Quote the records that follow in full and exactly; leave out the pictures.
[Records for this exercise start]
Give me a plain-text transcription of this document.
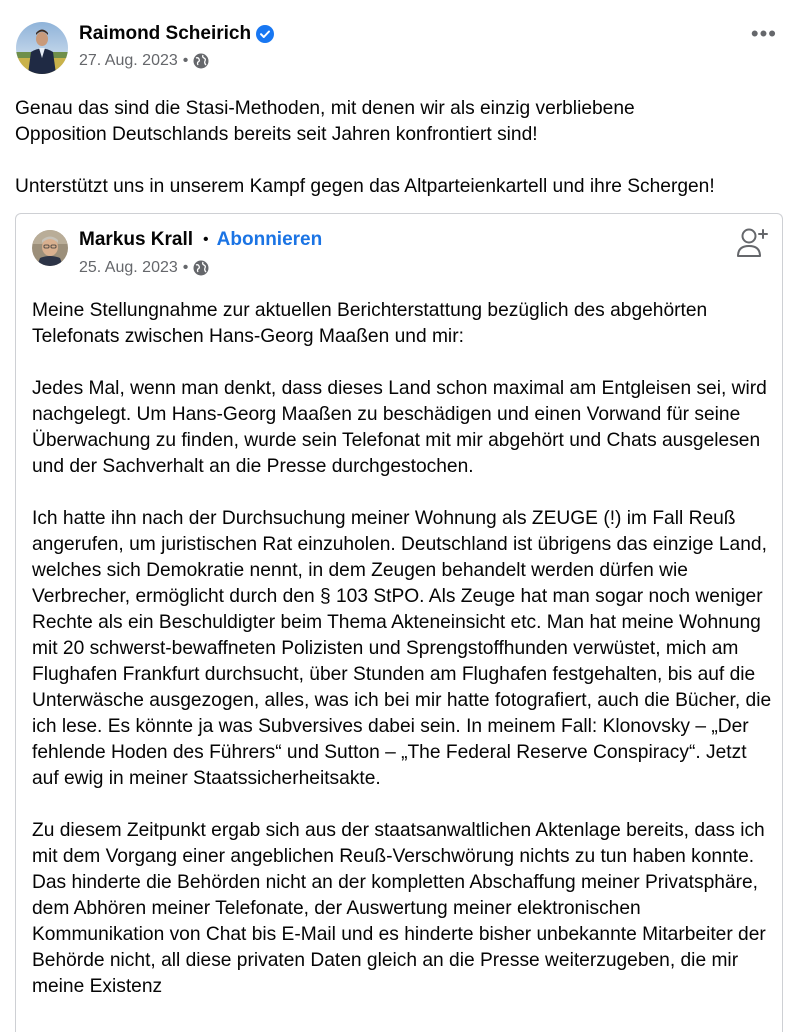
Raimond Scheirich
27. Aug. 2023 •
•••

Genau das sind die Stasi-Methoden, mit denen wir als einzig verbliebene Opposition Deutschlands bereits seit Jahren konfrontiert sind!

Unterstützt uns in unserem Kampf gegen das Altparteienkartell und ihre Schergen!

Markus Krall • Abonnieren
25. Aug. 2023 •

Meine Stellungnahme zur aktuellen Berichterstattung bezüglich des abgehörten Telefonats zwischen Hans-Georg Maaßen und mir:

Jedes Mal, wenn man denkt, dass dieses Land schon maximal am Entgleisen sei, wird nachgelegt. Um Hans-Georg Maaßen zu beschädigen und einen Vorwand für seine Überwachung zu finden, wurde sein Telefonat mit mir abgehört und Chats ausgelesen und der Sachverhalt an die Presse durchgestochen.

Ich hatte ihn nach der Durchsuchung meiner Wohnung als ZEUGE (!) im Fall Reuß angerufen, um juristischen Rat einzuholen. Deutschland ist übrigens das einzige Land, welches sich Demokratie nennt, in dem Zeugen behandelt werden dürfen wie Verbrecher, ermöglicht durch den § 103 StPO. Als Zeuge hat man sogar noch weniger Rechte als ein Beschuldigter beim Thema Akteneinsicht etc. Man hat meine Wohnung mit 20 schwerst-bewaffneten Polizisten und Sprengstoffhunden verwüstet, mich am Flughafen Frankfurt durchsucht, über Stunden am Flughafen festgehalten, bis auf die Unterwäsche ausgezogen, alles, was ich bei mir hatte fotografiert, auch die Bücher, die ich lese. Es könnte ja was Subversives dabei sein. In meinem Fall: Klonovsky – „Der fehlende Hoden des Führers“ und Sutton – „The Federal Reserve Conspiracy“. Jetzt auf ewig in meiner Staatssicherheitsakte.

Zu diesem Zeitpunkt ergab sich aus der staatsanwaltlichen Aktenlage bereits, dass ich mit dem Vorgang einer angeblichen Reuß-Verschwörung nichts zu tun haben konnte. Das hinderte die Behörden nicht an der kompletten Abschaffung meiner Privatsphäre, dem Abhören meiner Telefonate, der Auswertung meiner elektronischen Kommunikation von Chat bis E-Mail und es hinderte bisher unbekannte Mitarbeiter der Behörde nicht, all diese privaten Daten gleich an die Presse weiterzugeben, die mir meine Existenz
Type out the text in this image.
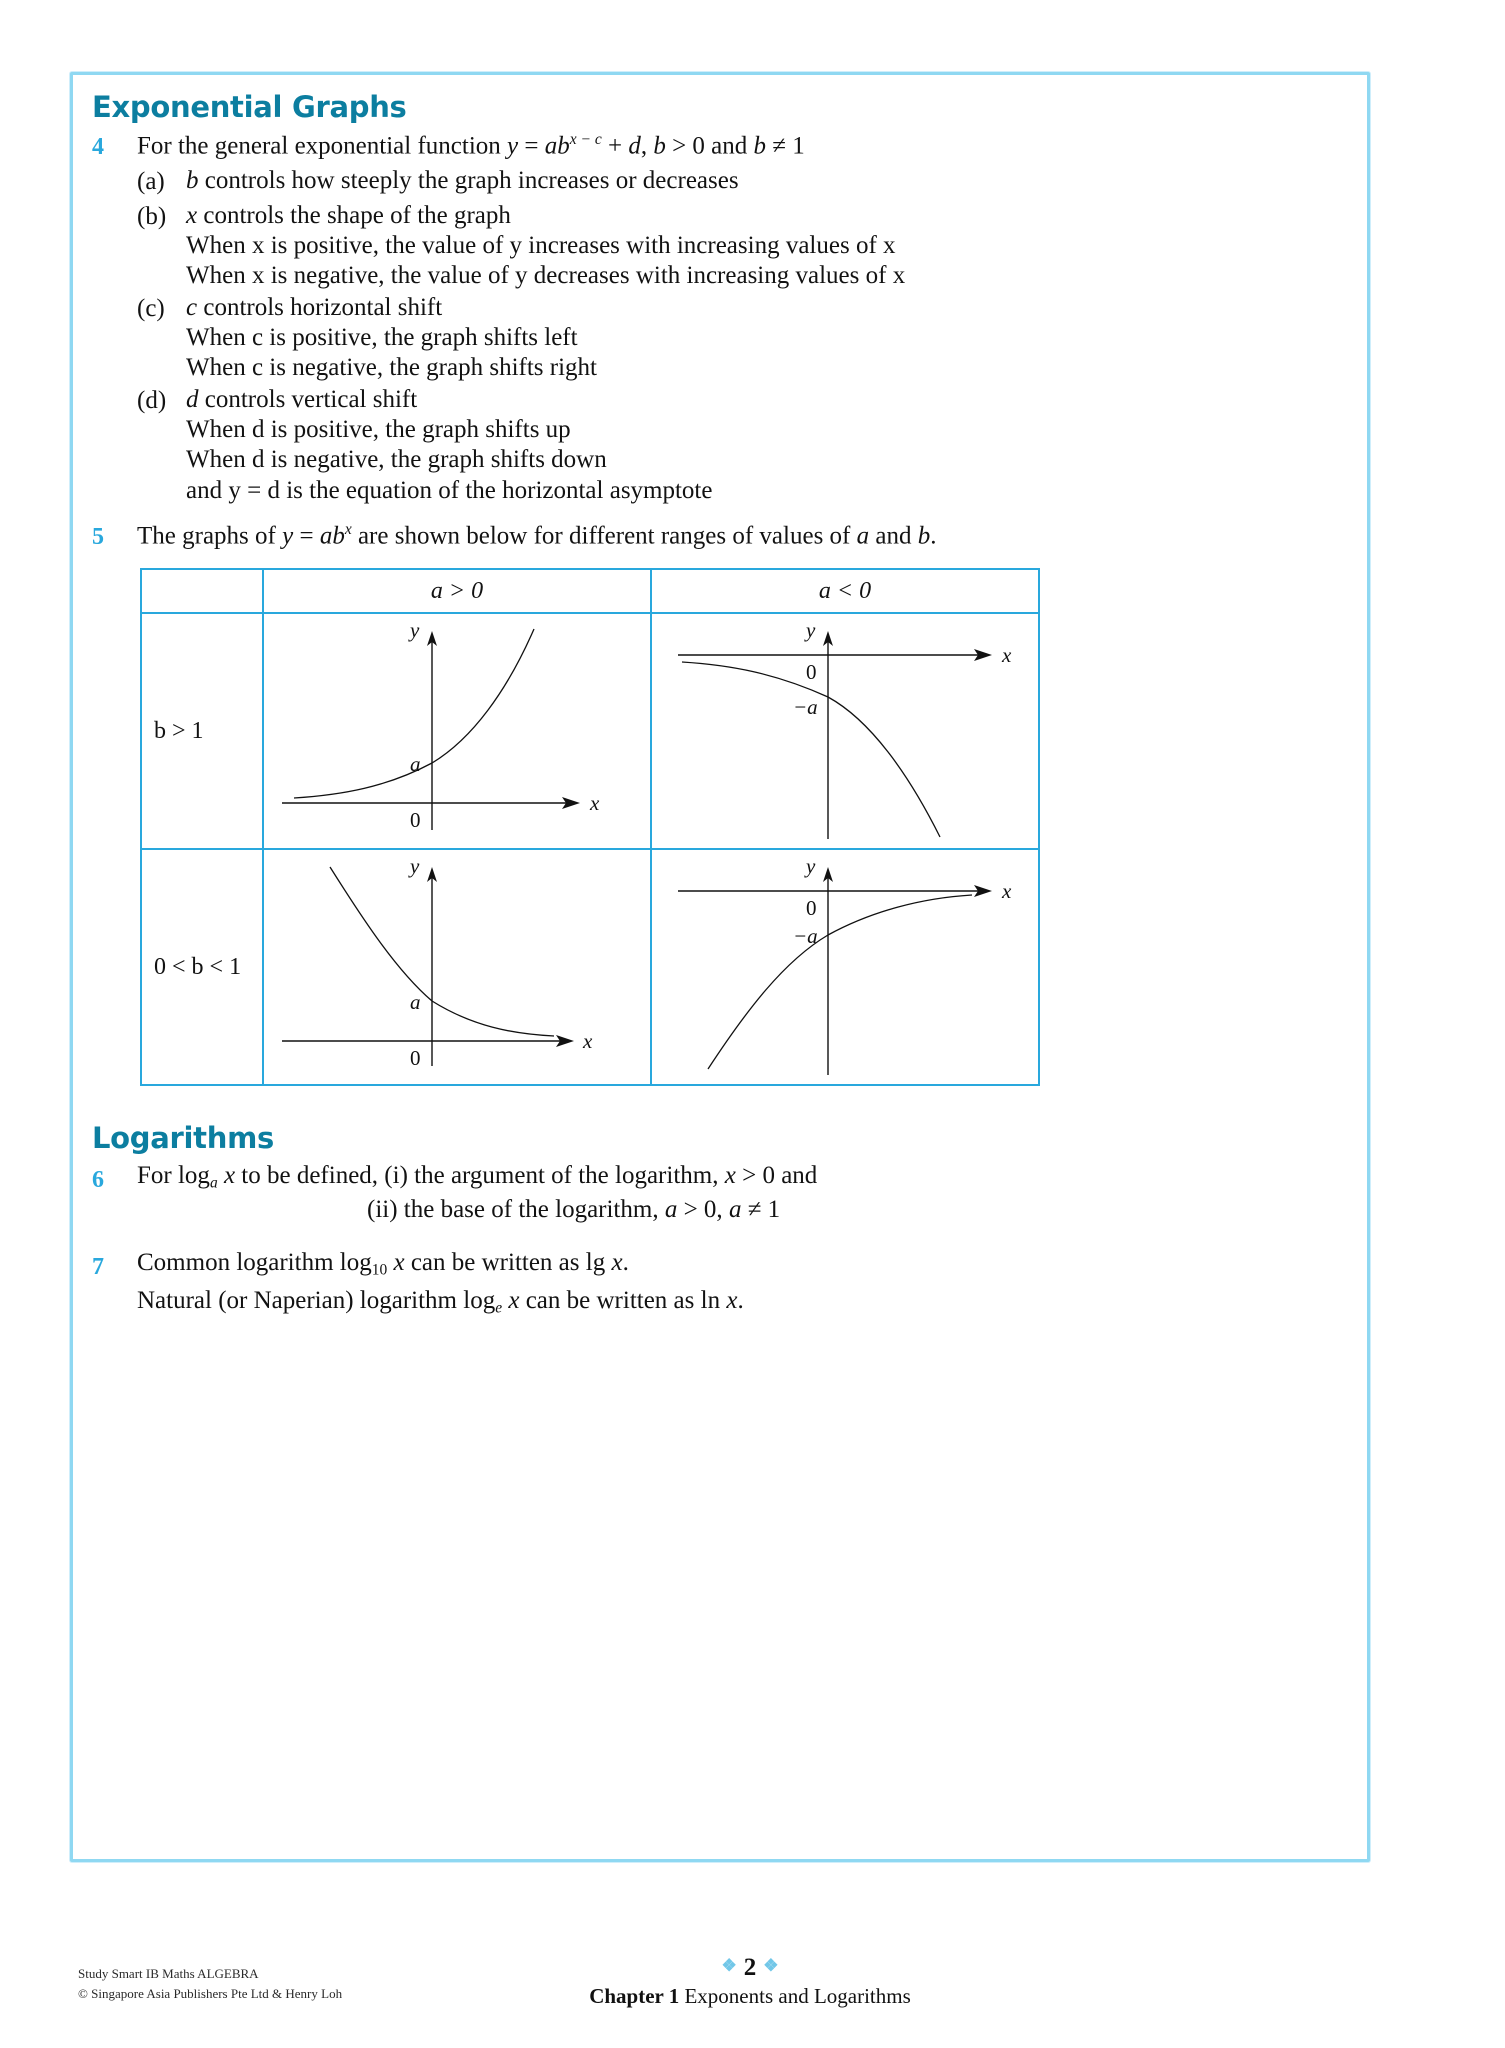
Exponential Graphs
4 For the general exponential function $y = ab^{x - c} + d$, b > 0 and b ≠ 1
(a) b controls how steeply the graph increases or decreases
(b) x controls the shape of the graph
When x is positive, the value of y increases with increasing values of x
When x is negative, the value of y decreases with increasing values of x
(c) c controls horizontal shift
When c is positive, the graph shifts left
When c is negative, the graph shifts right
(d) d controls vertical shift
When d is positive, the graph shifts up
When d is negative, the graph shifts down
and y = d is the equation of the horizontal asymptote
5 The graphs of $y = ab^x$ are shown below for different ranges of values of a and b.
	a > 0	a < 0

b > 1	y
x
0
a	y
x
0
−a

0 < b < 1	y
x
0
a	y
x
0
−a
Logarithms
6 For $\log_a x$ to be defined, (i) the argument of the logarithm, x > 0 and
(ii) the base of the logarithm, a > 0, a ≠ 1
7 Common logarithm $\log_{10} x$ can be written as lg x.
Natural (or Naperian) logarithm $\log_e x$ can be written as ln x.
Study Smart IB Maths ALGEBRA
© Singapore Asia Publishers Pte Ltd & Henry Loh
❖ 2 ❖
Chapter 1 Exponents and Logarithms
[Records for this exercise end]
> [Solution to this problem]:
Give me a plain-text transcription of this document.
Raimond Scheirich
27. Aug. 2023 •
•••

Genau das sind die Stasi-Methoden, mit denen wir als einzig verbliebene Opposition Deutschlands bereits seit Jahren konfrontiert sind!

Unterstützt uns in unserem Kampf gegen das Altparteienkartell und ihre Schergen!

Markus Krall • Abonnieren
25. Aug. 2023 •

Meine Stellungnahme zur aktuellen Berichterstattung bezüglich des abgehörten Telefonats zwischen Hans-Georg Maaßen und mir:

Jedes Mal, wenn man denkt, dass dieses Land schon maximal am Entgleisen sei, wird nachgelegt. Um Hans-Georg Maaßen zu beschädigen und einen Vorwand für seine Überwachung zu finden, wurde sein Telefonat mit mir abgehört und Chats ausgelesen und der Sachverhalt an die Presse durchgestochen.

Ich hatte ihn nach der Durchsuchung meiner Wohnung als ZEUGE (!) im Fall Reuß angerufen, um juristischen Rat einzuholen. Deutschland ist übrigens das einzige Land, welches sich Demokratie nennt, in dem Zeugen behandelt werden dürfen wie Verbrecher, ermöglicht durch den § 103 StPO. Als Zeuge hat man sogar noch weniger Rechte als ein Beschuldigter beim Thema Akteneinsicht etc. Man hat meine Wohnung mit 20 schwerst-bewaffneten Polizisten und Sprengstoffhunden verwüstet, mich am Flughafen Frankfurt durchsucht, über Stunden am Flughafen festgehalten, bis auf die Unterwäsche ausgezogen, alles, was ich bei mir hatte fotografiert, auch die Bücher, die ich lese. Es könnte ja was Subversives dabei sein. In meinem Fall: Klonovsky – „Der fehlende Hoden des Führers“ und Sutton – „The Federal Reserve Conspiracy“. Jetzt auf ewig in meiner Staatssicherheitsakte.

Zu diesem Zeitpunkt ergab sich aus der staatsanwaltlichen Aktenlage bereits, dass ich mit dem Vorgang einer angeblichen Reuß-Verschwörung nichts zu tun haben konnte. Das hinderte die Behörden nicht an der kompletten Abschaffung meiner Privatsphäre, dem Abhören meiner Telefonate, der Auswertung meiner elektronischen Kommunikation von Chat bis E-Mail und es hinderte bisher unbekannte Mitarbeiter der Behörde nicht, all diese privaten Daten gleich an die Presse weiterzugeben, die mir meine Existenz
Type out the text in this image.
Exponential Graphs
4 For the general exponential function $y = ab^{x - c} + d$, b > 0 and b ≠ 1
(a) b controls how steeply the graph increases or decreases
(b) x controls the shape of the graph
When x is positive, the value of y increases with increasing values of x
When x is negative, the value of y decreases with increasing values of x
(c) c controls horizontal shift
When c is positive, the graph shifts left
When c is negative, the graph shifts right
(d) d controls vertical shift
When d is positive, the graph shifts up
When d is negative, the graph shifts down
and y = d is the equation of the horizontal asymptote
5 The graphs of $y = ab^x$ are shown below for different ranges of values of a and b.
	a > 0	a < 0

b > 1	y
x
0
a	y
x
0
−a

0 < b < 1	y
x
0
a	y
x
0
−a
Logarithms
6 For $\log_a x$ to be defined, (i) the argument of the logarithm, x > 0 and
(ii) the base of the logarithm, a > 0, a ≠ 1
7 Common logarithm $\log_{10} x$ can be written as lg x.
Natural (or Naperian) logarithm $\log_e x$ can be written as ln x.
Study Smart IB Maths ALGEBRA
© Singapore Asia Publishers Pte Ltd & Henry Loh
❖ 2 ❖
Chapter 1 Exponents and Logarithms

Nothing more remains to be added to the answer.